Stored items:
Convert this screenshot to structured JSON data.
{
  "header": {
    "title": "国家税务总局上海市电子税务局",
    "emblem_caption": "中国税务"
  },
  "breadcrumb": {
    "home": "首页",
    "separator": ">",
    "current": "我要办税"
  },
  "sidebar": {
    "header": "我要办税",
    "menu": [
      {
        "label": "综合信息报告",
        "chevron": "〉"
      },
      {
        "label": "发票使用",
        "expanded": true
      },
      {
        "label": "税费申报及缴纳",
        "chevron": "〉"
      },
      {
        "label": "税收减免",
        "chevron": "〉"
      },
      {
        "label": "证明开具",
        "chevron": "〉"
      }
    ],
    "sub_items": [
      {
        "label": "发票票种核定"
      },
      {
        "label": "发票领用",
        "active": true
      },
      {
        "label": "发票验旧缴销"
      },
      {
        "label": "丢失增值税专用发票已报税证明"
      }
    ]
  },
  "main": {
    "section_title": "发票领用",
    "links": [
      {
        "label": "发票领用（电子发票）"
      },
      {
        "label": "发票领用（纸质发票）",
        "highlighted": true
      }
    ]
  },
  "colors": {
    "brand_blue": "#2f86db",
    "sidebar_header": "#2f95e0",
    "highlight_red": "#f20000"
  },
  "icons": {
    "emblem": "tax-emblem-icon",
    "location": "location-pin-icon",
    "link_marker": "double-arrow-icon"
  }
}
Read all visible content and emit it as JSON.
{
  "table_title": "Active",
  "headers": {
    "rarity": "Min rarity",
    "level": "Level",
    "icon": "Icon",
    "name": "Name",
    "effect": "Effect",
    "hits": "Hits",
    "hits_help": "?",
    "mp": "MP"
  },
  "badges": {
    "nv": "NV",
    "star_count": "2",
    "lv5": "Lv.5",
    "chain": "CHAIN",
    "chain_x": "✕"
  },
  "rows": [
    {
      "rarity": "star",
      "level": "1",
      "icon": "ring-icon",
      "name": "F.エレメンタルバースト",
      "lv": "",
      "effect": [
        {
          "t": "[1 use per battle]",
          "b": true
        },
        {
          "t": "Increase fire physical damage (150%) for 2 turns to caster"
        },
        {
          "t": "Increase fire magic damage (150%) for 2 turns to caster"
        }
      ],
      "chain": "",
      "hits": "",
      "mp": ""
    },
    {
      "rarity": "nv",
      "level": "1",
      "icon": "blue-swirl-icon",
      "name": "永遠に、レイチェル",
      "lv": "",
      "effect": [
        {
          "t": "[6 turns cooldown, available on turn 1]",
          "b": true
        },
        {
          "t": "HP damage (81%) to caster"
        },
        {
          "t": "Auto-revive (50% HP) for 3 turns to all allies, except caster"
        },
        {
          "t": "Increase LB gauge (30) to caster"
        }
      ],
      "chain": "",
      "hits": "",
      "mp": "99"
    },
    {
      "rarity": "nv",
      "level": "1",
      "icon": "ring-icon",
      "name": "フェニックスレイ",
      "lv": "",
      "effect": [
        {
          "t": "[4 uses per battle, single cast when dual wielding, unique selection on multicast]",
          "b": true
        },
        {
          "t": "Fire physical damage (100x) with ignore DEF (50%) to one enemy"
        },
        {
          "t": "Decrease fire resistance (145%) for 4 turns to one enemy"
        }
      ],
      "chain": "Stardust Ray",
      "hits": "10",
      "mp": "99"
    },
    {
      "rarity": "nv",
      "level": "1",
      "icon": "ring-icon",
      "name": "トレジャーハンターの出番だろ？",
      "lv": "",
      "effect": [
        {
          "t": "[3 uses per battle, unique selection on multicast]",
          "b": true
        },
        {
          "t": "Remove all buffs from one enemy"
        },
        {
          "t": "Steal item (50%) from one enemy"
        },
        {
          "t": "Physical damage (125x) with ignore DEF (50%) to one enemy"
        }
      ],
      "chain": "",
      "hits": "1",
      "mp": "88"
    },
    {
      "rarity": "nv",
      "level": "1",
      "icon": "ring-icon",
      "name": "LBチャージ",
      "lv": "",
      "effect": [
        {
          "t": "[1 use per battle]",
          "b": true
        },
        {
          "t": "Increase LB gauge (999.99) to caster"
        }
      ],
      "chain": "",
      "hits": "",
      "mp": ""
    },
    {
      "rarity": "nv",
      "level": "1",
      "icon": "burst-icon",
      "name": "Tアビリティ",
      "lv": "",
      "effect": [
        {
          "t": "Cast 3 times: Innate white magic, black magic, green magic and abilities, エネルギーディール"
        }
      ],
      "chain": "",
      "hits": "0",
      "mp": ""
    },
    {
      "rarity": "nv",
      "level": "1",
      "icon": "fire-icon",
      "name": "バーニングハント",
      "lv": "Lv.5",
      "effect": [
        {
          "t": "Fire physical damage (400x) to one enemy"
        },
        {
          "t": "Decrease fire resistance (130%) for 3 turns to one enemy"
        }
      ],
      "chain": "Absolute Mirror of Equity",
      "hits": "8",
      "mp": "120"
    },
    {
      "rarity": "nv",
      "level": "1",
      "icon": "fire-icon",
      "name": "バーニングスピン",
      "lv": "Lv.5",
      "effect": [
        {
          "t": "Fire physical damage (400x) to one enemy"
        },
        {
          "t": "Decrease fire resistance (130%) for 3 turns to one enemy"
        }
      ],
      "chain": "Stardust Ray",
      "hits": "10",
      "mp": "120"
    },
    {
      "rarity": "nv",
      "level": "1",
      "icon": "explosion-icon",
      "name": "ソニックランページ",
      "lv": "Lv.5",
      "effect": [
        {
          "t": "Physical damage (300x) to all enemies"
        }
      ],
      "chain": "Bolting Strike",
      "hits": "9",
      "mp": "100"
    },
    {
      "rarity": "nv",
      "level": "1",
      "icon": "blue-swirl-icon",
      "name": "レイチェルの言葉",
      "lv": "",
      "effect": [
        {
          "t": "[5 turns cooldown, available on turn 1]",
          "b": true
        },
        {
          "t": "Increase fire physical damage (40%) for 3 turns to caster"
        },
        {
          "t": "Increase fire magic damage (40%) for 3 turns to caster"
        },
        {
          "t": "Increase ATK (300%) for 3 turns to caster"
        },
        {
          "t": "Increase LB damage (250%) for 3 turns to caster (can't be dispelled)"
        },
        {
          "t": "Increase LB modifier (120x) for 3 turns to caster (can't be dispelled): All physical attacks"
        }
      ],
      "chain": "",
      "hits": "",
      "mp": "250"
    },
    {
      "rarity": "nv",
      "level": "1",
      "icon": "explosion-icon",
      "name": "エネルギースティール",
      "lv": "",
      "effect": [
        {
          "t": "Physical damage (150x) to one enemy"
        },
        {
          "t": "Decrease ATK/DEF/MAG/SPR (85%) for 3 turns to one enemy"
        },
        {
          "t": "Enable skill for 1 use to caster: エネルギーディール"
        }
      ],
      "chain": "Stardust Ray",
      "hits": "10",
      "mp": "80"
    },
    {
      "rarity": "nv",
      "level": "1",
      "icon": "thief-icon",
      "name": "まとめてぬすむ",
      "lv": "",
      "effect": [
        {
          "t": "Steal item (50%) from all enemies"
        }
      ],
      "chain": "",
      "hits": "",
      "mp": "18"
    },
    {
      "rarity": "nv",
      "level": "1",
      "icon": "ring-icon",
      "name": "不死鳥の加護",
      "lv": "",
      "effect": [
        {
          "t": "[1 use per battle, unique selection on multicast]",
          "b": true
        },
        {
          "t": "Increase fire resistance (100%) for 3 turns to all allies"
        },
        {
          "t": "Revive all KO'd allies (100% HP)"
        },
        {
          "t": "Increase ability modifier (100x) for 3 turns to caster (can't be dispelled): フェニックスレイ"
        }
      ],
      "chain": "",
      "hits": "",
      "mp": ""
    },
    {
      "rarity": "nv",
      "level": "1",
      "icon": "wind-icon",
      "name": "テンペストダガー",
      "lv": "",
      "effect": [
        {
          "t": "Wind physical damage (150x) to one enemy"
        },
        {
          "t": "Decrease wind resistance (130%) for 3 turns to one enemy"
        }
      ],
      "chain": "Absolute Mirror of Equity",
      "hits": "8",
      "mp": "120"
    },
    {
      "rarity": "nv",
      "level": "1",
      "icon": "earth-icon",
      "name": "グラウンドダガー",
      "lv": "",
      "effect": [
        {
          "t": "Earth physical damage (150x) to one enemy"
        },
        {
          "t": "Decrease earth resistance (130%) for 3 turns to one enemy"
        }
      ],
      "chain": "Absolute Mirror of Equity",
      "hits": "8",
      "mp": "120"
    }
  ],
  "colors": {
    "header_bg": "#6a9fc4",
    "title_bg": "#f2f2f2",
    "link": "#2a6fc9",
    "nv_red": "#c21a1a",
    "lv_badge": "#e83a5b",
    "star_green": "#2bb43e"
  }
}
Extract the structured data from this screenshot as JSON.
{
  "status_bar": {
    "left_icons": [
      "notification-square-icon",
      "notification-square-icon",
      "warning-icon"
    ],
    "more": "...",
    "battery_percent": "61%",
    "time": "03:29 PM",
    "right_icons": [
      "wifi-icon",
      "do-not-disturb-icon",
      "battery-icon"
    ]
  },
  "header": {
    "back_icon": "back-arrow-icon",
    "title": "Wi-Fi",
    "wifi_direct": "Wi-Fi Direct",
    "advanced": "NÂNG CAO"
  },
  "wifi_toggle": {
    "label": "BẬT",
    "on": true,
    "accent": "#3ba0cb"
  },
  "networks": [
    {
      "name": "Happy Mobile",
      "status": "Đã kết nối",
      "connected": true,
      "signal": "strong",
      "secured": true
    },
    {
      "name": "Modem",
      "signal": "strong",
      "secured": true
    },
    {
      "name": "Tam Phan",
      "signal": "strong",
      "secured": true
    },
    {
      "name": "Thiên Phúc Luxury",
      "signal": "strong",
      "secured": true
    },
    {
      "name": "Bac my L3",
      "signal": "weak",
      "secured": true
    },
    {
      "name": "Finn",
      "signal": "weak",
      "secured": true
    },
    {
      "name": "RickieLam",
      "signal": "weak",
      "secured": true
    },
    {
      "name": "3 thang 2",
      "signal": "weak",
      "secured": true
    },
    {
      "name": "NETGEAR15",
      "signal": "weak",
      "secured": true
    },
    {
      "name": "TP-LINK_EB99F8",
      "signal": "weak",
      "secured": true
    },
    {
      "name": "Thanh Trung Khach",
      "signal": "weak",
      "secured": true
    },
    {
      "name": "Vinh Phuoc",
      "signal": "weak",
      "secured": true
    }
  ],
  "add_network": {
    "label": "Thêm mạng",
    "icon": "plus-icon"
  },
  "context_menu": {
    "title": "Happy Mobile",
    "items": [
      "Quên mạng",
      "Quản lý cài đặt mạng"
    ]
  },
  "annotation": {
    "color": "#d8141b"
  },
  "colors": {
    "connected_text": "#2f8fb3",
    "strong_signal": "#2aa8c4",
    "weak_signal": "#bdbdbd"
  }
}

What is required: Using the listing above, pull out all lines that hold the word "Happy".

Answer to this exercise:
      "name": "Happy Mobile",
    "title": "Happy Mobile",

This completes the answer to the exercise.